**DATA FOR THIS TASK**
☆ ☆ ☆ ☆ ☆

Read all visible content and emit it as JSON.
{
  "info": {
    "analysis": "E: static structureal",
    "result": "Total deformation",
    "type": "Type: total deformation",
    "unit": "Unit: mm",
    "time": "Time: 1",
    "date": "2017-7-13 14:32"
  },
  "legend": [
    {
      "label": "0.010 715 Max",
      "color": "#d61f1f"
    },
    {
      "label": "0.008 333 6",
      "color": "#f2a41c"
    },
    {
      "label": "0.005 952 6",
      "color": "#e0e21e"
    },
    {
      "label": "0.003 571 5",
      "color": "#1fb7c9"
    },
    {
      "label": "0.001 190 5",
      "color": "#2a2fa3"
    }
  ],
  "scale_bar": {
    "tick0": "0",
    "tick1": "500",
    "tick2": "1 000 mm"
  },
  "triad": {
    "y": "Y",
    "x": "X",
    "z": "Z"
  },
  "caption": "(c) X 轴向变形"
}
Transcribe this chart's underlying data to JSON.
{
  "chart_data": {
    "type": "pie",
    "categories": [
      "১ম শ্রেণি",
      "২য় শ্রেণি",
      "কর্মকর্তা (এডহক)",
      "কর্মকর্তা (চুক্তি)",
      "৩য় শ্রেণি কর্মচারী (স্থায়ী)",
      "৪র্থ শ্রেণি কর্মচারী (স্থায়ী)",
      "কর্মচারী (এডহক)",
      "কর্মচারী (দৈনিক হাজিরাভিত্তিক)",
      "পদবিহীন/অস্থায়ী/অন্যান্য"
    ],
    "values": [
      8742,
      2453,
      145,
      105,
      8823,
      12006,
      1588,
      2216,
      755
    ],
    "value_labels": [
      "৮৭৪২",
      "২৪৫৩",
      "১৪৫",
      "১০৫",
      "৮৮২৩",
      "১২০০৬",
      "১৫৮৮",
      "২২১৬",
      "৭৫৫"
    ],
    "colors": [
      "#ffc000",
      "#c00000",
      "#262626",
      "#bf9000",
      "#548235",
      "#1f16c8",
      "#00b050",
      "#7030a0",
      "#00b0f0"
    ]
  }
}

☆ ☆ ☆ ☆ ☆

**INSTRUCTION**
Repeat the records above exactly, leaving none out.

**ANSWER BELOW**
Read all visible content and emit it as JSON.
{
  "info": {
    "analysis": "E: static structureal",
    "result": "Total deformation",
    "type": "Type: total deformation",
    "unit": "Unit: mm",
    "time": "Time: 1",
    "date": "2017-7-13 14:32"
  },
  "legend": [
    {
      "label": "0.010 715 Max",
      "color": "#d61f1f"
    },
    {
      "label": "0.008 333 6",
      "color": "#f2a41c"
    },
    {
      "label": "0.005 952 6",
      "color": "#e0e21e"
    },
    {
      "label": "0.003 571 5",
      "color": "#1fb7c9"
    },
    {
      "label": "0.001 190 5",
      "color": "#2a2fa3"
    }
  ],
  "scale_bar": {
    "tick0": "0",
    "tick1": "500",
    "tick2": "1 000 mm"
  },
  "triad": {
    "y": "Y",
    "x": "X",
    "z": "Z"
  },
  "caption": "(c) X 轴向变形"
}
Transcribe this chart's underlying data to JSON.
{
  "chart_data": {
    "type": "pie",
    "categories": [
      "১ম শ্রেণি",
      "২য় শ্রেণি",
      "কর্মকর্তা (এডহক)",
      "কর্মকর্তা (চুক্তি)",
      "৩য় শ্রেণি কর্মচারী (স্থায়ী)",
      "৪র্থ শ্রেণি কর্মচারী (স্থায়ী)",
      "কর্মচারী (এডহক)",
      "কর্মচারী (দৈনিক হাজিরাভিত্তিক)",
      "পদবিহীন/অস্থায়ী/অন্যান্য"
    ],
    "values": [
      8742,
      2453,
      145,
      105,
      8823,
      12006,
      1588,
      2216,
      755
    ],
    "value_labels": [
      "৮৭৪২",
      "২৪৫৩",
      "১৪৫",
      "১০৫",
      "৮৮২৩",
      "১২০০৬",
      "১৫৮৮",
      "২২১৬",
      "৭৫৫"
    ],
    "colors": [
      "#ffc000",
      "#c00000",
      "#262626",
      "#bf9000",
      "#548235",
      "#1f16c8",
      "#00b050",
      "#7030a0",
      "#00b0f0"
    ]
  }
}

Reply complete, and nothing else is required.